**Work to be completed**. Write out the records below word for word, please.

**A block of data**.

■ ■ ■

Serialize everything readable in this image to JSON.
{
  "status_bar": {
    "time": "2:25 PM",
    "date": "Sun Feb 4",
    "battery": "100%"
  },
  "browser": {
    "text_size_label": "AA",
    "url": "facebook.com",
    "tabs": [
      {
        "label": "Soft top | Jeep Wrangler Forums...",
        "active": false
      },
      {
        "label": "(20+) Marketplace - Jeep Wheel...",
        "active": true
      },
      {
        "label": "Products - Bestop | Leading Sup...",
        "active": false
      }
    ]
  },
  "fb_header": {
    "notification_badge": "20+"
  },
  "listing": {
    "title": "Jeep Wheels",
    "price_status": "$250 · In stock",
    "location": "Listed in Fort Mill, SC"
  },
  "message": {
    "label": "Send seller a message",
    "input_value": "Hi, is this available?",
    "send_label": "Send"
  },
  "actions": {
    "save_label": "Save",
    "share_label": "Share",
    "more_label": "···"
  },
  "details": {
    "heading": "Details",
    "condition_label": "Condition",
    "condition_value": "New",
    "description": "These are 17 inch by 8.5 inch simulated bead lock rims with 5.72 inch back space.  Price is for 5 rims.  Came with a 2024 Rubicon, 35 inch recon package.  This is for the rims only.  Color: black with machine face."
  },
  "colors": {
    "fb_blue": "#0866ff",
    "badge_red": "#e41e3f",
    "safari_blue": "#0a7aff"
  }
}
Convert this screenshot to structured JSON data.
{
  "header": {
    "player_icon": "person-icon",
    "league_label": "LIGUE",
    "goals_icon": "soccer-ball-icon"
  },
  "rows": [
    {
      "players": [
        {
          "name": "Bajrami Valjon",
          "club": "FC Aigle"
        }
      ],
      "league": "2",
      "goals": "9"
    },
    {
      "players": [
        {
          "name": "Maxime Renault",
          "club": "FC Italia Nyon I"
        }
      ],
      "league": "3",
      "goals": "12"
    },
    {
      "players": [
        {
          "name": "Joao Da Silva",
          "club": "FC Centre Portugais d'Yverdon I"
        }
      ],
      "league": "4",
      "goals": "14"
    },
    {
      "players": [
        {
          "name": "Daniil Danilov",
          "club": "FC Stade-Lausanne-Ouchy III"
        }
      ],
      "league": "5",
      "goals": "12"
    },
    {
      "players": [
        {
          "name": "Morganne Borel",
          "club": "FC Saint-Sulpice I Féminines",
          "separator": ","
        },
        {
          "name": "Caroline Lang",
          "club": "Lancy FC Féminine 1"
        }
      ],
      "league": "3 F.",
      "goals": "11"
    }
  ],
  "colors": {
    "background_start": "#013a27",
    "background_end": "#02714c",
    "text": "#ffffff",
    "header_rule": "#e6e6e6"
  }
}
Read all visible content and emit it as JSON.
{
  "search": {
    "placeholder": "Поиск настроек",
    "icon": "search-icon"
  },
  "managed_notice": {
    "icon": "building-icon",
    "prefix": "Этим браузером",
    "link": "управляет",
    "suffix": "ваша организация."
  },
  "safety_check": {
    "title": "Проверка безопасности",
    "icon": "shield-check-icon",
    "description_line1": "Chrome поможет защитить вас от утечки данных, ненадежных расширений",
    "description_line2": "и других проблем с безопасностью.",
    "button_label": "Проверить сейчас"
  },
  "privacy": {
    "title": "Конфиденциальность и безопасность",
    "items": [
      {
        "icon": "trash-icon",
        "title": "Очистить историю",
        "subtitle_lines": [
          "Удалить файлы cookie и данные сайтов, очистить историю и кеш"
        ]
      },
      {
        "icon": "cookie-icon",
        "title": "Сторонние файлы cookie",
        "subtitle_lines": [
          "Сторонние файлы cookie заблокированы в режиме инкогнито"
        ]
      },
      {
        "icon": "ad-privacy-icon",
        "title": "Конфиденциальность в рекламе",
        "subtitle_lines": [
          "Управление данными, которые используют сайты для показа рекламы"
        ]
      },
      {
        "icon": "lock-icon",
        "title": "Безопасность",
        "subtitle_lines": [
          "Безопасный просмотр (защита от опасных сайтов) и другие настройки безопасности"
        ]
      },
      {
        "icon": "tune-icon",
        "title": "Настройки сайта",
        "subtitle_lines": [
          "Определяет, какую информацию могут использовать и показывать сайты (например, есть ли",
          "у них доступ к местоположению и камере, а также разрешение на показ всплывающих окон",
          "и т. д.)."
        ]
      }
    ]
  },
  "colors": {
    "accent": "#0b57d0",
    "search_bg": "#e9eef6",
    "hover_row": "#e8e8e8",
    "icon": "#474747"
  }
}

■ ■ ■

**Written answer**.
Serialize everything readable in this image to JSON.
{
  "status_bar": {
    "time": "2:25 PM",
    "date": "Sun Feb 4",
    "battery": "100%"
  },
  "browser": {
    "text_size_label": "AA",
    "url": "facebook.com",
    "tabs": [
      {
        "label": "Soft top | Jeep Wrangler Forums...",
        "active": false
      },
      {
        "label": "(20+) Marketplace - Jeep Wheel...",
        "active": true
      },
      {
        "label": "Products - Bestop | Leading Sup...",
        "active": false
      }
    ]
  },
  "fb_header": {
    "notification_badge": "20+"
  },
  "listing": {
    "title": "Jeep Wheels",
    "price_status": "$250 · In stock",
    "location": "Listed in Fort Mill, SC"
  },
  "message": {
    "label": "Send seller a message",
    "input_value": "Hi, is this available?",
    "send_label": "Send"
  },
  "actions": {
    "save_label": "Save",
    "share_label": "Share",
    "more_label": "···"
  },
  "details": {
    "heading": "Details",
    "condition_label": "Condition",
    "condition_value": "New",
    "description": "These are 17 inch by 8.5 inch simulated bead lock rims with 5.72 inch back space.  Price is for 5 rims.  Came with a 2024 Rubicon, 35 inch recon package.  This is for the rims only.  Color: black with machine face."
  },
  "colors": {
    "fb_blue": "#0866ff",
    "badge_red": "#e41e3f",
    "safari_blue": "#0a7aff"
  }
}
Convert this screenshot to structured JSON data.
{
  "header": {
    "player_icon": "person-icon",
    "league_label": "LIGUE",
    "goals_icon": "soccer-ball-icon"
  },
  "rows": [
    {
      "players": [
        {
          "name": "Bajrami Valjon",
          "club": "FC Aigle"
        }
      ],
      "league": "2",
      "goals": "9"
    },
    {
      "players": [
        {
          "name": "Maxime Renault",
          "club": "FC Italia Nyon I"
        }
      ],
      "league": "3",
      "goals": "12"
    },
    {
      "players": [
        {
          "name": "Joao Da Silva",
          "club": "FC Centre Portugais d'Yverdon I"
        }
      ],
      "league": "4",
      "goals": "14"
    },
    {
      "players": [
        {
          "name": "Daniil Danilov",
          "club": "FC Stade-Lausanne-Ouchy III"
        }
      ],
      "league": "5",
      "goals": "12"
    },
    {
      "players": [
        {
          "name": "Morganne Borel",
          "club": "FC Saint-Sulpice I Féminines",
          "separator": ","
        },
        {
          "name": "Caroline Lang",
          "club": "Lancy FC Féminine 1"
        }
      ],
      "league": "3 F.",
      "goals": "11"
    }
  ],
  "colors": {
    "background_start": "#013a27",
    "background_end": "#02714c",
    "text": "#ffffff",
    "header_rule": "#e6e6e6"
  }
}
Read all visible content and emit it as JSON.
{
  "search": {
    "placeholder": "Поиск настроек",
    "icon": "search-icon"
  },
  "managed_notice": {
    "icon": "building-icon",
    "prefix": "Этим браузером",
    "link": "управляет",
    "suffix": "ваша организация."
  },
  "safety_check": {
    "title": "Проверка безопасности",
    "icon": "shield-check-icon",
    "description_line1": "Chrome поможет защитить вас от утечки данных, ненадежных расширений",
    "description_line2": "и других проблем с безопасностью.",
    "button_label": "Проверить сейчас"
  },
  "privacy": {
    "title": "Конфиденциальность и безопасность",
    "items": [
      {
        "icon": "trash-icon",
        "title": "Очистить историю",
        "subtitle_lines": [
          "Удалить файлы cookie и данные сайтов, очистить историю и кеш"
        ]
      },
      {
        "icon": "cookie-icon",
        "title": "Сторонние файлы cookie",
        "subtitle_lines": [
          "Сторонние файлы cookie заблокированы в режиме инкогнито"
        ]
      },
      {
        "icon": "ad-privacy-icon",
        "title": "Конфиденциальность в рекламе",
        "subtitle_lines": [
          "Управление данными, которые используют сайты для показа рекламы"
        ]
      },
      {
        "icon": "lock-icon",
        "title": "Безопасность",
        "subtitle_lines": [
          "Безопасный просмотр (защита от опасных сайтов) и другие настройки безопасности"
        ]
      },
      {
        "icon": "tune-icon",
        "title": "Настройки сайта",
        "subtitle_lines": [
          "Определяет, какую информацию могут использовать и показывать сайты (например, есть ли",
          "у них доступ к местоположению и камере, а также разрешение на показ всплывающих окон",
          "и т. д.)."
        ]
      }
    ]
  },
  "colors": {
    "accent": "#0b57d0",
    "search_bg": "#e9eef6",
    "hover_row": "#e8e8e8",
    "icon": "#474747"
  }
}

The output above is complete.